>>>

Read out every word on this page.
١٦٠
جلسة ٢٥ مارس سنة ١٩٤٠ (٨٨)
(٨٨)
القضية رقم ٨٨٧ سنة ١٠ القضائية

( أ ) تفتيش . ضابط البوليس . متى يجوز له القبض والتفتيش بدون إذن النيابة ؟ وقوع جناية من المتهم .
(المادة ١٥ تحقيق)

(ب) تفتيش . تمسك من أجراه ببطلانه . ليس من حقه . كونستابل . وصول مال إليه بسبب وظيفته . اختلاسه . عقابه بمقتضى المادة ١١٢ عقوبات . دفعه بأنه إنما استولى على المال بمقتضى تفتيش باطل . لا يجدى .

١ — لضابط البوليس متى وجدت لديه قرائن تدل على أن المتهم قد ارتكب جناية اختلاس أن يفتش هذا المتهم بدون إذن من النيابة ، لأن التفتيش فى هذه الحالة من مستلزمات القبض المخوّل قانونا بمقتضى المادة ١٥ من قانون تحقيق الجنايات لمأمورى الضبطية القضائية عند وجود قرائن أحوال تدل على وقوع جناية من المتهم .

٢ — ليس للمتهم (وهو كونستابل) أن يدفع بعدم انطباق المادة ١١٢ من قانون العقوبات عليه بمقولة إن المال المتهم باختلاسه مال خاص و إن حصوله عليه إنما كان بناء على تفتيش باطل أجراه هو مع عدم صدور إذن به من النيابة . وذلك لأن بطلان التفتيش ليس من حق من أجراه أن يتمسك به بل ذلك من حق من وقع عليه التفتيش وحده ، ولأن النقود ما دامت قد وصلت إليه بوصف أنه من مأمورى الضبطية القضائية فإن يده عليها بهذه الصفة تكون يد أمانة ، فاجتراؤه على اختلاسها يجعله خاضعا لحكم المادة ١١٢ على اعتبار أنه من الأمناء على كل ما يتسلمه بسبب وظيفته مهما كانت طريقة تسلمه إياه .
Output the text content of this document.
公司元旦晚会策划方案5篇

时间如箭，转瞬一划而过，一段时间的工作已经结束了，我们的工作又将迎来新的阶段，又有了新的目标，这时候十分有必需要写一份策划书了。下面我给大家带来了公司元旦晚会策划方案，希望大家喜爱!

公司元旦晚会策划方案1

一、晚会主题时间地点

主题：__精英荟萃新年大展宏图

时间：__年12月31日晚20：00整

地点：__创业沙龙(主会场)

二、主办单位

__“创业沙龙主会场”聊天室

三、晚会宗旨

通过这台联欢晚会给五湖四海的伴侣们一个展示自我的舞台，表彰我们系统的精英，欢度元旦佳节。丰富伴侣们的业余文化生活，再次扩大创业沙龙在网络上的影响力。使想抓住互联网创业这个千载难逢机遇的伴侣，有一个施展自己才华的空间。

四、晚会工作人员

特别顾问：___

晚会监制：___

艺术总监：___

<<<

### Task to carry out
Identify and extract each line of the listing that contains "قانون".

### Output for this task
١ — لضابط البوليس متى وجدت لديه قرائن تدل على أن المتهم قد ارتكب جناية اختلاس أن يفتش هذا المتهم بدون إذن من النيابة ، لأن التفتيش فى هذه الحالة من مستلزمات القبض المخوّل قانونا بمقتضى المادة ١٥ من قانون تحقيق الجنايات لمأمورى الضبطية القضائية عند وجود قرائن أحوال تدل على وقوع جناية من المتهم .
٢ — ليس للمتهم (وهو كونستابل) أن يدفع بعدم انطباق المادة ١١٢ من قانون العقوبات عليه بمقولة إن المال المتهم باختلاسه مال خاص و إن حصوله عليه إنما كان بناء على تفتيش باطل أجراه هو مع عدم صدور إذن به من النيابة . وذلك لأن بطلان التفتيش ليس من حق من أجراه أن يتمسك به بل ذلك من حق من وقع عليه التفتيش وحده ، ولأن النقود ما دامت قد وصلت إليه بوصف أنه من مأمورى الضبطية القضائية فإن يده عليها بهذه الصفة تكون يد أمانة ، فاجتراؤه على اختلاسها يجعله خاضعا لحكم المادة ١١٢ على اعتبار أنه من الأمناء على كل ما يتسلمه بسبب وظيفته مهما كانت طريقة تسلمه إياه .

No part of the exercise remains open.